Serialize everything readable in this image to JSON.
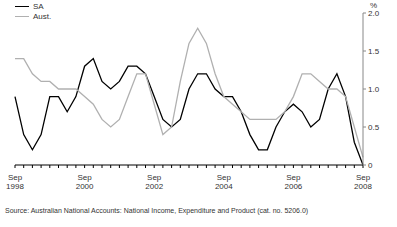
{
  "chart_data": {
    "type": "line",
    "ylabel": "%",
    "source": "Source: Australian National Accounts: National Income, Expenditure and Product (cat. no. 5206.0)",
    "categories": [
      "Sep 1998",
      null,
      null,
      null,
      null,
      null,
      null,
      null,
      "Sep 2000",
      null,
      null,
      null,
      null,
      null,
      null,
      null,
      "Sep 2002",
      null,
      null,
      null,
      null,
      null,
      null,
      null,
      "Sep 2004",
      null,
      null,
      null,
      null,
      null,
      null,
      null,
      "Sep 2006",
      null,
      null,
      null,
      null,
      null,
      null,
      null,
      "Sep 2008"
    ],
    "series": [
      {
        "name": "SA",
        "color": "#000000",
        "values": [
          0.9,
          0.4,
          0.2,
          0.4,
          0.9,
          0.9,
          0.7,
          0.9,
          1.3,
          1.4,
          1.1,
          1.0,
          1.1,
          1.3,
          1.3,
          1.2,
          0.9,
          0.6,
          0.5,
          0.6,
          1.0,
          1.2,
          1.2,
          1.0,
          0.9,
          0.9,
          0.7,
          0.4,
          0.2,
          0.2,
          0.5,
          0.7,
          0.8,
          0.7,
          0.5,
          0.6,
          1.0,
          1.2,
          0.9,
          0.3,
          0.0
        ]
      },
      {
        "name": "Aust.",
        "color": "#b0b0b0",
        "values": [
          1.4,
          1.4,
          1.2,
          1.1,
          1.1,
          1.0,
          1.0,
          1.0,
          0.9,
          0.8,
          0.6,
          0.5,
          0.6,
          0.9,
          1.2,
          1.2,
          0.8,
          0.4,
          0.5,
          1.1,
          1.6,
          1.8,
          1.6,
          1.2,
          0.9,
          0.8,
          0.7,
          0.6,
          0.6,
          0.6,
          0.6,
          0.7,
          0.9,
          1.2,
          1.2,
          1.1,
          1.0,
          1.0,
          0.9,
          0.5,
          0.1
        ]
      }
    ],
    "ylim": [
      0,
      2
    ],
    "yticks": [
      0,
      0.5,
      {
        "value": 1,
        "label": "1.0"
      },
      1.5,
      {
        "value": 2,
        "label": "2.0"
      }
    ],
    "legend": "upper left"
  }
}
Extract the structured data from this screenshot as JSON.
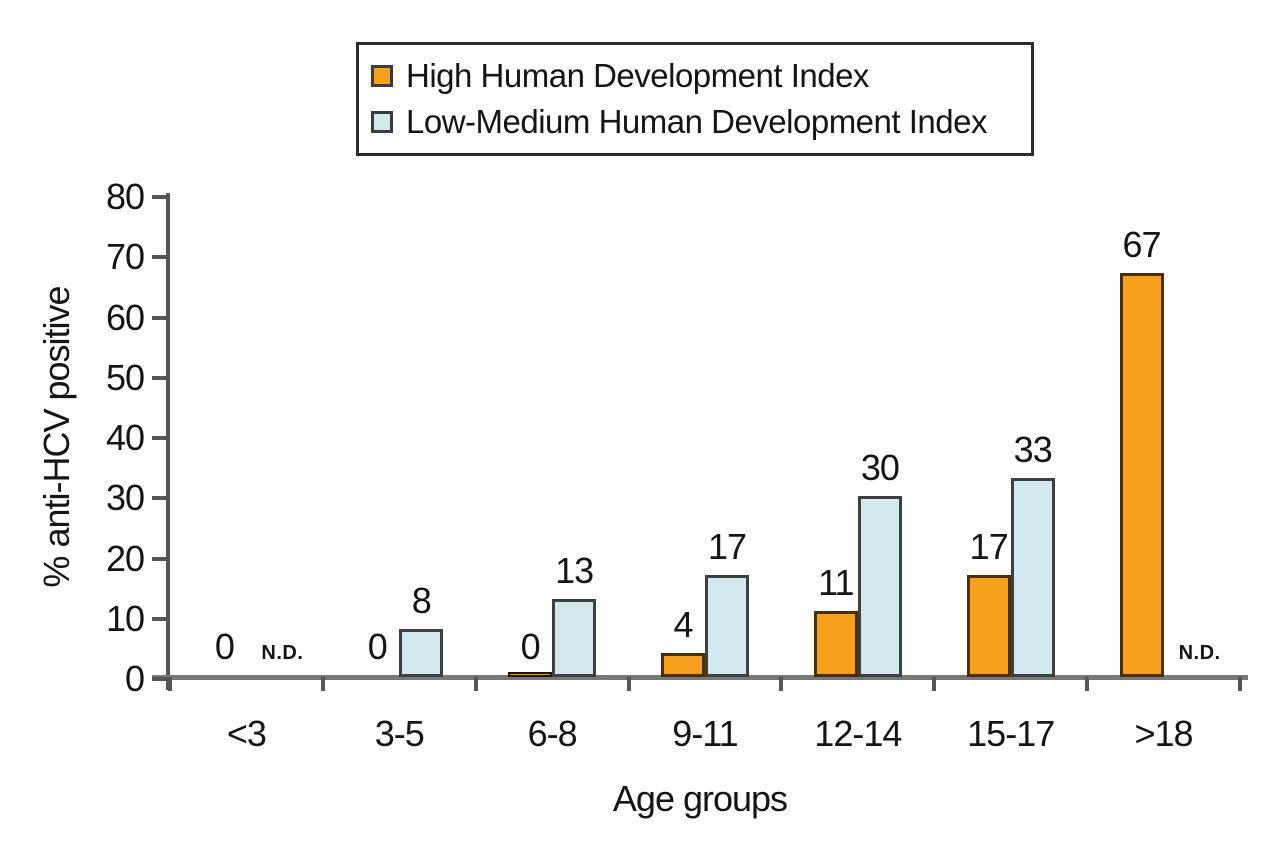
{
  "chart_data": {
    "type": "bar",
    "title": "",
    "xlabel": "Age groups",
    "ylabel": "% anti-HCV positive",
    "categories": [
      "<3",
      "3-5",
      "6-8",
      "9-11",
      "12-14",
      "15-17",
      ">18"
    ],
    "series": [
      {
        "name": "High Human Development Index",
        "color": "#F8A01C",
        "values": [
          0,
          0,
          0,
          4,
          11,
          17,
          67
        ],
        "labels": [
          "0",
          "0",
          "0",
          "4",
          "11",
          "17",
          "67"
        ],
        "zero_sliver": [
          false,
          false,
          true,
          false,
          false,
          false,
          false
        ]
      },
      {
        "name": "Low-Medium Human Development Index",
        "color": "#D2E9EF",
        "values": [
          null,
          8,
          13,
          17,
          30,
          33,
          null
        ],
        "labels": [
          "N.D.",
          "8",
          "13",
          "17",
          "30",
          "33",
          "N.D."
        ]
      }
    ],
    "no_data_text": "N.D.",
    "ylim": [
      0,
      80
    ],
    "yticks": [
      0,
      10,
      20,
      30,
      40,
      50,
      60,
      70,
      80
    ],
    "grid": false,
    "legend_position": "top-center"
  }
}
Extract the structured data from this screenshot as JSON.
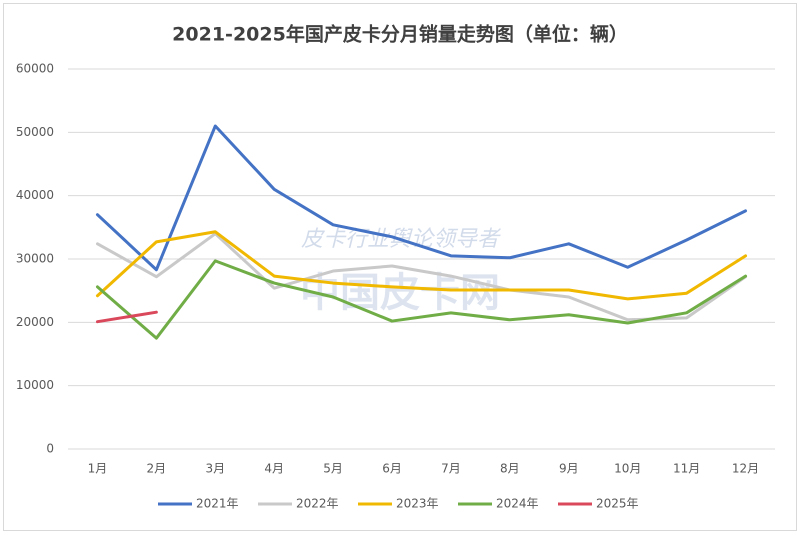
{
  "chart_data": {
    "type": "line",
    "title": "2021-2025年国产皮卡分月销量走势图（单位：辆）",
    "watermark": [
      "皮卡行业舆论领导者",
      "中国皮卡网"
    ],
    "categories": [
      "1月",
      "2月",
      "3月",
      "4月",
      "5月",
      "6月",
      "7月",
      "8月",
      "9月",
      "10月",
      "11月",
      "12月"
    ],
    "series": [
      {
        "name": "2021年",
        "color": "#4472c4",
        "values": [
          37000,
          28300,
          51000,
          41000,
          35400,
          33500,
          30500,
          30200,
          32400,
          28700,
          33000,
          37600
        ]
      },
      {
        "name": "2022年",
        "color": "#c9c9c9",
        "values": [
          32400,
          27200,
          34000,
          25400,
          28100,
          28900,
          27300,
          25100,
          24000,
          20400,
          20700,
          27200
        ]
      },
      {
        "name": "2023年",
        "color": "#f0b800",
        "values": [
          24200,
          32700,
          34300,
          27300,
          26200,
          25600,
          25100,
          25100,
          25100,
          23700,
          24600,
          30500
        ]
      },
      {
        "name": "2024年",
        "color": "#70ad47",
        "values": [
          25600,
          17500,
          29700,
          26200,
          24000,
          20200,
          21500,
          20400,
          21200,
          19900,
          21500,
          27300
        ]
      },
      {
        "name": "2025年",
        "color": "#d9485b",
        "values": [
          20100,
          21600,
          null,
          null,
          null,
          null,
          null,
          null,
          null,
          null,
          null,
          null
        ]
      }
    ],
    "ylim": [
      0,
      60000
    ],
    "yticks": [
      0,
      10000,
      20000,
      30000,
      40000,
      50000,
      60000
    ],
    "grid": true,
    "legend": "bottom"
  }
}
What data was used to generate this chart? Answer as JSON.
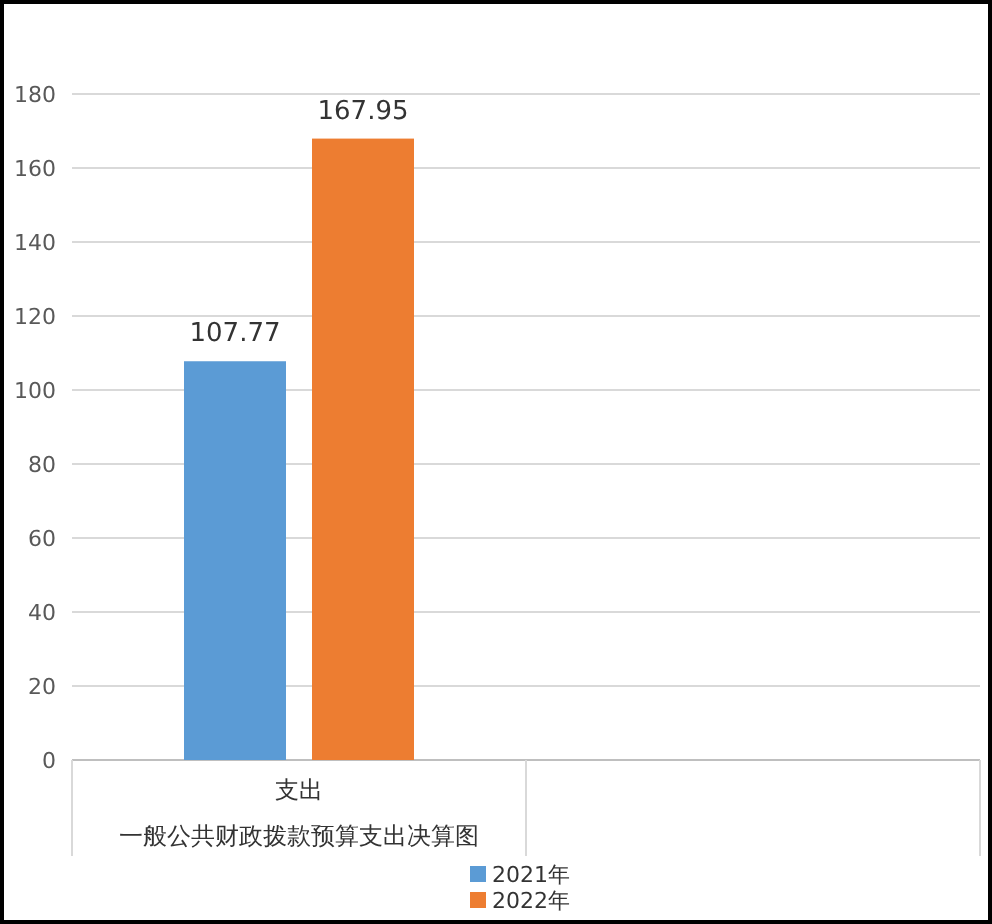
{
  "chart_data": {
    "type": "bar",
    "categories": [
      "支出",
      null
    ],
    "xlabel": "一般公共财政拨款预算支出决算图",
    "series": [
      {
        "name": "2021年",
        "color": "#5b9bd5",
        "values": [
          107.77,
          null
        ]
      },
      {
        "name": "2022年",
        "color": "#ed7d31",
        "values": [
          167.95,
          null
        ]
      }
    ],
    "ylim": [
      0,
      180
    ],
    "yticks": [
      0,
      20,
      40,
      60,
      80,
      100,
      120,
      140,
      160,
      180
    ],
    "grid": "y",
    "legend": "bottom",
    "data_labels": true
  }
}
______
Take the listing above and restate it word for word, without its pictures.

■ **WRITTEN REPLY**:
Serialize everything readable in this image to JSON.
{
  "chart_data": {
    "type": "line",
    "ylabel": "%",
    "source": "Source: Australian National Accounts: National Income, Expenditure and Product (cat. no. 5206.0)",
    "categories": [
      "Sep 1998",
      null,
      null,
      null,
      null,
      null,
      null,
      null,
      "Sep 2000",
      null,
      null,
      null,
      null,
      null,
      null,
      null,
      "Sep 2002",
      null,
      null,
      null,
      null,
      null,
      null,
      null,
      "Sep 2004",
      null,
      null,
      null,
      null,
      null,
      null,
      null,
      "Sep 2006",
      null,
      null,
      null,
      null,
      null,
      null,
      null,
      "Sep 2008"
    ],
    "series": [
      {
        "name": "SA",
        "color": "#000000",
        "values": [
          0.9,
          0.4,
          0.2,
          0.4,
          0.9,
          0.9,
          0.7,
          0.9,
          1.3,
          1.4,
          1.1,
          1.0,
          1.1,
          1.3,
          1.3,
          1.2,
          0.9,
          0.6,
          0.5,
          0.6,
          1.0,
          1.2,
          1.2,
          1.0,
          0.9,
          0.9,
          0.7,
          0.4,
          0.2,
          0.2,
          0.5,
          0.7,
          0.8,
          0.7,
          0.5,
          0.6,
          1.0,
          1.2,
          0.9,
          0.3,
          0.0
        ]
      },
      {
        "name": "Aust.",
        "color": "#b0b0b0",
        "values": [
          1.4,
          1.4,
          1.2,
          1.1,
          1.1,
          1.0,
          1.0,
          1.0,
          0.9,
          0.8,
          0.6,
          0.5,
          0.6,
          0.9,
          1.2,
          1.2,
          0.8,
          0.4,
          0.5,
          1.1,
          1.6,
          1.8,
          1.6,
          1.2,
          0.9,
          0.8,
          0.7,
          0.6,
          0.6,
          0.6,
          0.6,
          0.7,
          0.9,
          1.2,
          1.2,
          1.1,
          1.0,
          1.0,
          0.9,
          0.5,
          0.1
        ]
      }
    ],
    "ylim": [
      0,
      2
    ],
    "yticks": [
      0,
      0.5,
      {
        "value": 1,
        "label": "1.0"
      },
      1.5,
      {
        "value": 2,
        "label": "2.0"
      }
    ],
    "legend": "upper left"
  }
}
Extract the structured data from this screenshot as JSON.
{
  "chart_data": {
    "type": "bar",
    "title": "",
    "xlabel": "Age groups",
    "ylabel": "% anti-HCV positive",
    "categories": [
      "<3",
      "3-5",
      "6-8",
      "9-11",
      "12-14",
      "15-17",
      ">18"
    ],
    "series": [
      {
        "name": "High Human Development Index",
        "color": "#F8A01C",
        "values": [
          0,
          0,
          0,
          4,
          11,
          17,
          67
        ],
        "labels": [
          "0",
          "0",
          "0",
          "4",
          "11",
          "17",
          "67"
        ],
        "zero_sliver": [
          false,
          false,
          true,
          false,
          false,
          false,
          false
        ]
      },
      {
        "name": "Low-Medium Human Development Index",
        "color": "#D2E9EF",
        "values": [
          null,
          8,
          13,
          17,
          30,
          33,
          null
        ],
        "labels": [
          "N.D.",
          "8",
          "13",
          "17",
          "30",
          "33",
          "N.D."
        ]
      }
    ],
    "no_data_text": "N.D.",
    "ylim": [
      0,
      80
    ],
    "yticks": [
      0,
      10,
      20,
      30,
      40,
      50,
      60,
      70,
      80
    ],
    "grid": false,
    "legend_position": "top-center"
  }
}
Extract the structured data from this screenshot as JSON.
{
  "chart_data": {
    "type": "line",
    "title": "2021-2025年国产皮卡分月销量走势图（单位：辆）",
    "watermark": [
      "皮卡行业舆论领导者",
      "中国皮卡网"
    ],
    "categories": [
      "1月",
      "2月",
      "3月",
      "4月",
      "5月",
      "6月",
      "7月",
      "8月",
      "9月",
      "10月",
      "11月",
      "12月"
    ],
    "series": [
      {
        "name": "2021年",
        "color": "#4472c4",
        "values": [
          37000,
          28300,
          51000,
          41000,
          35400,
          33500,
          30500,
          30200,
          32400,
          28700,
          33000,
          37600
        ]
      },
      {
        "name": "2022年",
        "color": "#c9c9c9",
        "values": [
          32400,
          27200,
          34000,
          25400,
          28100,
          28900,
          27300,
          25100,
          24000,
          20400,
          20700,
          27200
        ]
      },
      {
        "name": "2023年",
        "color": "#f0b800",
        "values": [
          24200,
          32700,
          34300,
          27300,
          26200,
          25600,
          25100,
          25100,
          25100,
          23700,
          24600,
          30500
        ]
      },
      {
        "name": "2024年",
        "color": "#70ad47",
        "values": [
          25600,
          17500,
          29700,
          26200,
          24000,
          20200,
          21500,
          20400,
          21200,
          19900,
          21500,
          27300
        ]
      },
      {
        "name": "2025年",
        "color": "#d9485b",
        "values": [
          20100,
          21600,
          null,
          null,
          null,
          null,
          null,
          null,
          null,
          null,
          null,
          null
        ]
      }
    ],
    "ylim": [
      0,
      60000
    ],
    "yticks": [
      0,
      10000,
      20000,
      30000,
      40000,
      50000,
      60000
    ],
    "grid": true,
    "legend": "bottom"
  }
}
What data was used to generate this chart? Answer as JSON.
{
  "chart_data": {
    "type": "bar",
    "categories": [
      "支出",
      null
    ],
    "xlabel": "一般公共财政拨款预算支出决算图",
    "series": [
      {
        "name": "2021年",
        "color": "#5b9bd5",
        "values": [
          107.77,
          null
        ]
      },
      {
        "name": "2022年",
        "color": "#ed7d31",
        "values": [
          167.95,
          null
        ]
      }
    ],
    "ylim": [
      0,
      180
    ],
    "yticks": [
      0,
      20,
      40,
      60,
      80,
      100,
      120,
      140,
      160,
      180
    ],
    "grid": "y",
    "legend": "bottom",
    "data_labels": true
  }
}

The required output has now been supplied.